Saved data entries:
************

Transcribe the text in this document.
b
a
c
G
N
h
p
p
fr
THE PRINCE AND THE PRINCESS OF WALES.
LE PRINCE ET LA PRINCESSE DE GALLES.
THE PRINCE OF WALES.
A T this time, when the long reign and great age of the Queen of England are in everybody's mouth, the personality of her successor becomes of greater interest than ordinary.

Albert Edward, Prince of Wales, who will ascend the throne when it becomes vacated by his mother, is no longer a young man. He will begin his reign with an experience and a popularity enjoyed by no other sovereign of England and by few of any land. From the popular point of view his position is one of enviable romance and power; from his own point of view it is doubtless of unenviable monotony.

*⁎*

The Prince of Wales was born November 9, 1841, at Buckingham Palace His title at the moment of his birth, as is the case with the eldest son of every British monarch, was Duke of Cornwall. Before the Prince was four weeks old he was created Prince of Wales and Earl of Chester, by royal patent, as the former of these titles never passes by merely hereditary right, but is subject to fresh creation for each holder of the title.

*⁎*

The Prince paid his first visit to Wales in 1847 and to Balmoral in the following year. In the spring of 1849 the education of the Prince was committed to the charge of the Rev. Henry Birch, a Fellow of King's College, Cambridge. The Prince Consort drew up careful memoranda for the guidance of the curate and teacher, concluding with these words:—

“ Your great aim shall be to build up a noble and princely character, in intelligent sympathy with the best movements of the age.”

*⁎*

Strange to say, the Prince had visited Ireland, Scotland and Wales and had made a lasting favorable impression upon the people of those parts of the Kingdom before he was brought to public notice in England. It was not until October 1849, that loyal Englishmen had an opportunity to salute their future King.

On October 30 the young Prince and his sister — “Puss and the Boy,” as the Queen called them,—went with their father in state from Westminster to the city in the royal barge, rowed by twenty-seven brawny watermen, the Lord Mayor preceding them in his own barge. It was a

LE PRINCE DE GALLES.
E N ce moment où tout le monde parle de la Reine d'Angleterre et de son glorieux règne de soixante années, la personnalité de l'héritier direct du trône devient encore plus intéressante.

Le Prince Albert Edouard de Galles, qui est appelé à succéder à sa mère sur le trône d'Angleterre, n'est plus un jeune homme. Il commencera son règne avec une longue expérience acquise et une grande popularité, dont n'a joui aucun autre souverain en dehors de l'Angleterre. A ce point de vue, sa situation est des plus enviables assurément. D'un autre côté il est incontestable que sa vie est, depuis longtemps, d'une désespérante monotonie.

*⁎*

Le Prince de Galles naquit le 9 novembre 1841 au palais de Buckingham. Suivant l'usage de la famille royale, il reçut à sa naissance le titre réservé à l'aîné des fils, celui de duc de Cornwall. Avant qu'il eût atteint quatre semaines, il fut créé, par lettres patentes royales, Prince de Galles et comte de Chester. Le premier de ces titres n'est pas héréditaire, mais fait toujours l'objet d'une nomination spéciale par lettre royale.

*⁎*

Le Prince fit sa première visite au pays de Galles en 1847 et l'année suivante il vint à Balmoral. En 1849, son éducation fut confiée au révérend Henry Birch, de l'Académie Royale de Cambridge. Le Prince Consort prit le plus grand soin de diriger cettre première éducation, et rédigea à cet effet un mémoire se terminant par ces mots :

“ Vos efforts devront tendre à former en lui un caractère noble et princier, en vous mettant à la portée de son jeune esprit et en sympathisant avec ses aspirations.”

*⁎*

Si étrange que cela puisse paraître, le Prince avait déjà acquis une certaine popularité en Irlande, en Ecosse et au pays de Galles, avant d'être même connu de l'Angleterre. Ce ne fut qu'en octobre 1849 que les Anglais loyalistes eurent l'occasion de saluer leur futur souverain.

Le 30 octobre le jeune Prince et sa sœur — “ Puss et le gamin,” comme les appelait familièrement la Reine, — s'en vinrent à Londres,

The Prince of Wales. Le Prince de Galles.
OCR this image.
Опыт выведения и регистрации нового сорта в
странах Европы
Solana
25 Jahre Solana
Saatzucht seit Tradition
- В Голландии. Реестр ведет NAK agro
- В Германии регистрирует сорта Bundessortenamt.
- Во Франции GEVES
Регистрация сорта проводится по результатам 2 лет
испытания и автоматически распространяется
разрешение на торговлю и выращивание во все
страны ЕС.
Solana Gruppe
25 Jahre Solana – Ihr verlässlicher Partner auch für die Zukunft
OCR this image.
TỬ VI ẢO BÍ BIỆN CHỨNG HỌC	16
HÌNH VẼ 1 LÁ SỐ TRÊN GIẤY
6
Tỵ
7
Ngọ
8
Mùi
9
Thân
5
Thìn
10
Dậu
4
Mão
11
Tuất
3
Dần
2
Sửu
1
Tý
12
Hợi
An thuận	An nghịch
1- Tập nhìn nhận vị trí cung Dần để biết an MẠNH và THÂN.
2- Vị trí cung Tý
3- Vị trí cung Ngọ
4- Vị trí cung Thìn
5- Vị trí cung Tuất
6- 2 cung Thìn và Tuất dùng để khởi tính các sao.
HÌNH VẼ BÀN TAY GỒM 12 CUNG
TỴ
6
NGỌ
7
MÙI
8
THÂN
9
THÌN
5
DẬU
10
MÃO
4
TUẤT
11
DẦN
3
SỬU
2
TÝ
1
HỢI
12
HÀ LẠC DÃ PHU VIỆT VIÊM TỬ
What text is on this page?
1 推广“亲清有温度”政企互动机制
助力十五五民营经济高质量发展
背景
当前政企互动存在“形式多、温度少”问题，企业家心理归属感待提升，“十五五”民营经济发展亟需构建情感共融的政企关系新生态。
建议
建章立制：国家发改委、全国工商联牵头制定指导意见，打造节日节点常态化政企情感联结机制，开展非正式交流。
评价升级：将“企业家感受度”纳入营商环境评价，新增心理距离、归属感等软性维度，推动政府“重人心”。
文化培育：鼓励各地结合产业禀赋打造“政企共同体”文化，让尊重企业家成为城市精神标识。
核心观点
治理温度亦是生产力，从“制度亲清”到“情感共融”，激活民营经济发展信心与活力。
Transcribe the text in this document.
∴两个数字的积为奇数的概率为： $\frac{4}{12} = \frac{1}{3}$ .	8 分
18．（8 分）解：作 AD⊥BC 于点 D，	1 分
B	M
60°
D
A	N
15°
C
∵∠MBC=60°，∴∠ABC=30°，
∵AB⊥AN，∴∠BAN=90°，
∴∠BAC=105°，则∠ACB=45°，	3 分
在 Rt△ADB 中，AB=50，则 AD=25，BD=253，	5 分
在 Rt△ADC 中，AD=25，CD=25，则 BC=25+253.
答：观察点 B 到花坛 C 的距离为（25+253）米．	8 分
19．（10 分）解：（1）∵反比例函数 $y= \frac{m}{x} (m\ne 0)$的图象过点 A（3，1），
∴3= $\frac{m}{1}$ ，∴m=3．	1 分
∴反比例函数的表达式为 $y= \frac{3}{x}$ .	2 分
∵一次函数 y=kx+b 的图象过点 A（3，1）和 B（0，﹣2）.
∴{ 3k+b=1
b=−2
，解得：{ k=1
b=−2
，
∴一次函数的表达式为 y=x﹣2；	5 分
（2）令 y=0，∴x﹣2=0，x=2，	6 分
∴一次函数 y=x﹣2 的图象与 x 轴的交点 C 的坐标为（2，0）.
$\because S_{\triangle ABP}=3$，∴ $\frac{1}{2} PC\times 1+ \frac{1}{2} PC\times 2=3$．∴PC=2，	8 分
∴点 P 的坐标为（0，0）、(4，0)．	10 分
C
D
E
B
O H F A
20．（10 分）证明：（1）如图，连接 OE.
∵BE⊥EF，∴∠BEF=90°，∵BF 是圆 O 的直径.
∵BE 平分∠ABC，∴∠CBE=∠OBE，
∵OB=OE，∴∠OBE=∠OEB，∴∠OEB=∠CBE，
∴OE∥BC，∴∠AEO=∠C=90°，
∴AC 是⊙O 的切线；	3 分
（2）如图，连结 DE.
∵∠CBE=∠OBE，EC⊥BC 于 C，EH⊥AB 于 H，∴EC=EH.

************

§ Task requirements: Copy only the stretch running from the line containing "What text is on this page?" to the final line of the entries, both ends included, exactly as it stands.

§ Answer to the problem:
What text is on this page?
1 推广“亲清有温度”政企互动机制
助力十五五民营经济高质量发展
背景
当前政企互动存在“形式多、温度少”问题，企业家心理归属感待提升，“十五五”民营经济发展亟需构建情感共融的政企关系新生态。
建议
建章立制：国家发改委、全国工商联牵头制定指导意见，打造节日节点常态化政企情感联结机制，开展非正式交流。
评价升级：将“企业家感受度”纳入营商环境评价，新增心理距离、归属感等软性维度，推动政府“重人心”。
文化培育：鼓励各地结合产业禀赋打造“政企共同体”文化，让尊重企业家成为城市精神标识。
核心观点
治理温度亦是生产力，从“制度亲清”到“情感共融”，激活民营经济发展信心与活力。
Transcribe the text in this document.
∴两个数字的积为奇数的概率为： $\frac{4}{12} = \frac{1}{3}$ .	8 分
18．（8 分）解：作 AD⊥BC 于点 D，	1 分
B	M
60°
D
A	N
15°
C
∵∠MBC=60°，∴∠ABC=30°，
∵AB⊥AN，∴∠BAN=90°，
∴∠BAC=105°，则∠ACB=45°，	3 分
在 Rt△ADB 中，AB=50，则 AD=25，BD=253，	5 分
在 Rt△ADC 中，AD=25，CD=25，则 BC=25+253.
答：观察点 B 到花坛 C 的距离为（25+253）米．	8 分
19．（10 分）解：（1）∵反比例函数 $y= \frac{m}{x} (m\ne 0)$的图象过点 A（3，1），
∴3= $\frac{m}{1}$ ，∴m=3．	1 分
∴反比例函数的表达式为 $y= \frac{3}{x}$ .	2 分
∵一次函数 y=kx+b 的图象过点 A（3，1）和 B（0，﹣2）.
∴{ 3k+b=1
b=−2
，解得：{ k=1
b=−2
，
∴一次函数的表达式为 y=x﹣2；	5 分
（2）令 y=0，∴x﹣2=0，x=2，	6 分
∴一次函数 y=x﹣2 的图象与 x 轴的交点 C 的坐标为（2，0）.
$\because S_{\triangle ABP}=3$，∴ $\frac{1}{2} PC\times 1+ \frac{1}{2} PC\times 2=3$．∴PC=2，	8 分
∴点 P 的坐标为（0，0）、(4，0)．	10 分
C
D
E
B
O H F A
20．（10 分）证明：（1）如图，连接 OE.
∵BE⊥EF，∴∠BEF=90°，∵BF 是圆 O 的直径.
∵BE 平分∠ABC，∴∠CBE=∠OBE，
∵OB=OE，∴∠OBE=∠OEB，∴∠OEB=∠CBE，
∴OE∥BC，∴∠AEO=∠C=90°，
∴AC 是⊙O 的切线；	3 分
（2）如图，连结 DE.
∵∠CBE=∠OBE，EC⊥BC 于 C，EH⊥AB 于 H，∴EC=EH.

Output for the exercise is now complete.